TASK: Answer with a number only: how many lines of the data contain "Leuchten"?

SUPPLIED MATERIAL:
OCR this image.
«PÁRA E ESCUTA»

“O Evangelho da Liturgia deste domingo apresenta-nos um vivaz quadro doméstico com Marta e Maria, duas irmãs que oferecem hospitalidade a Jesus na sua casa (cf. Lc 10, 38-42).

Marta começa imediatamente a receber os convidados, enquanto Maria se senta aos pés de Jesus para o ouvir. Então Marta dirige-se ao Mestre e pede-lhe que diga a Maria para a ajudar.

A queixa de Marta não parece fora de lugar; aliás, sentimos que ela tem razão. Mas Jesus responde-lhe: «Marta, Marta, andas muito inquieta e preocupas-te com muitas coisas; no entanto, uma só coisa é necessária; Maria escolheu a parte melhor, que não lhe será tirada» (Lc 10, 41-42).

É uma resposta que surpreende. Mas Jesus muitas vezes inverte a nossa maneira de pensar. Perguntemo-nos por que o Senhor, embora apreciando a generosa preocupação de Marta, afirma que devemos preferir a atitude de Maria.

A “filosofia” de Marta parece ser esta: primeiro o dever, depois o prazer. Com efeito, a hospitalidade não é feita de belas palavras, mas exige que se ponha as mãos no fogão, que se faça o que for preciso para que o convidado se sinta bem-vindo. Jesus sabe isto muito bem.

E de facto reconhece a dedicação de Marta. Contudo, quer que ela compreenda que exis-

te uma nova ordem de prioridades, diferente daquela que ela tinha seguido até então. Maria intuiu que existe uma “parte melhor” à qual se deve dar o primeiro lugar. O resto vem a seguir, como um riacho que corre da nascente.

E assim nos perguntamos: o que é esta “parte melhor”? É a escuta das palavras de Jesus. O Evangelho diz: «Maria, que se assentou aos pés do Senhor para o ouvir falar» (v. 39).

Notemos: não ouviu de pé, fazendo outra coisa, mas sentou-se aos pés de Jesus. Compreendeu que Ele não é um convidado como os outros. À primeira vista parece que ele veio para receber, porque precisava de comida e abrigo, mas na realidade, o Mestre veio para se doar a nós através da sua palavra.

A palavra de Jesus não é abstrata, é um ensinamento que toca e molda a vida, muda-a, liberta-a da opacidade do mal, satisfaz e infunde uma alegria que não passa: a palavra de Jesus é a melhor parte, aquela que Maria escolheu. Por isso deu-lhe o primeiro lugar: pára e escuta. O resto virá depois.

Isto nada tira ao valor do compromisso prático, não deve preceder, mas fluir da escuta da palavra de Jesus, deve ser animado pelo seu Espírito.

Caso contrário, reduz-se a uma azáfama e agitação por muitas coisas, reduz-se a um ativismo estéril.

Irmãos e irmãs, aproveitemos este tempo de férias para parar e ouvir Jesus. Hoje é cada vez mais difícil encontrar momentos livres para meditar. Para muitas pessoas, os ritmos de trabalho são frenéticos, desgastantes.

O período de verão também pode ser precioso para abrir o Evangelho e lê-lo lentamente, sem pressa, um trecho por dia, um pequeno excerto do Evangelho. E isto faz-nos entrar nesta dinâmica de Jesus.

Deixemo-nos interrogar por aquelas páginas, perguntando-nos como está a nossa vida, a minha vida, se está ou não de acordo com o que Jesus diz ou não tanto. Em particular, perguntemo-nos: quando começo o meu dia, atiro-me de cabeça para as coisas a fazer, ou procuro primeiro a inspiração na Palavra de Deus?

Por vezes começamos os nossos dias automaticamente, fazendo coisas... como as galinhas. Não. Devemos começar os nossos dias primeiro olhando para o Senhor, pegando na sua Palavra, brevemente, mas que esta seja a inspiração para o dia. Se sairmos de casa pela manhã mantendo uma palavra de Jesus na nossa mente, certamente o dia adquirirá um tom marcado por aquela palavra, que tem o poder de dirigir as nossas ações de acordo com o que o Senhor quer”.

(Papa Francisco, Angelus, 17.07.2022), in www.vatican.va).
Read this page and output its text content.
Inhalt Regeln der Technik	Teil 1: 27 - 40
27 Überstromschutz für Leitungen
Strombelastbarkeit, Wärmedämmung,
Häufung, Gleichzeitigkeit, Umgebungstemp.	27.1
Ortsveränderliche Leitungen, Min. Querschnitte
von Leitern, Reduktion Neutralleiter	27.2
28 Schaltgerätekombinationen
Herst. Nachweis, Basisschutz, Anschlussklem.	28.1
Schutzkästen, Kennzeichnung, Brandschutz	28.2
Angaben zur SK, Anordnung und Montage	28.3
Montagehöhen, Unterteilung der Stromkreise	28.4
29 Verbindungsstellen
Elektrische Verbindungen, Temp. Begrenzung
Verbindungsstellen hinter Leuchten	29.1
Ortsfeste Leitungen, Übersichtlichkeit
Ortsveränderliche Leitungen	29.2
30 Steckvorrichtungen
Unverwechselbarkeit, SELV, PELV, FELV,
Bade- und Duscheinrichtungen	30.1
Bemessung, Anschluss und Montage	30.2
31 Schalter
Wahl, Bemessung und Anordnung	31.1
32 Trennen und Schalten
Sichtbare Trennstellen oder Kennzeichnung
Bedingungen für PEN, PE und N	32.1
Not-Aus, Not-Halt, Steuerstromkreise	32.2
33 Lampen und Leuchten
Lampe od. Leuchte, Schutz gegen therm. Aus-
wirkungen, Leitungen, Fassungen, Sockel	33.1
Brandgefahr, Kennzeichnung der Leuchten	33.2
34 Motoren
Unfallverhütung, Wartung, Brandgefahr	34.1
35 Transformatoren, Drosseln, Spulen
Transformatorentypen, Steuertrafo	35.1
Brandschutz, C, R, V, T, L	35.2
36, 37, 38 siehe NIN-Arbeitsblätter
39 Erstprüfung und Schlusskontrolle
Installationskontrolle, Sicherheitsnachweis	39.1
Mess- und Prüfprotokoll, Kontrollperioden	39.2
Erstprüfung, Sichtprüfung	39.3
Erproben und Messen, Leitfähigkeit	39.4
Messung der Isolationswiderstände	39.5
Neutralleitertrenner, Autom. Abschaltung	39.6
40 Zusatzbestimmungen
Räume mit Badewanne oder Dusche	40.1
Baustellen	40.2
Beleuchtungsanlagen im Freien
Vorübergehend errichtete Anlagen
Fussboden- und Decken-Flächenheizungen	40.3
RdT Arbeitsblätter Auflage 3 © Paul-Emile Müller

ANSWER: 3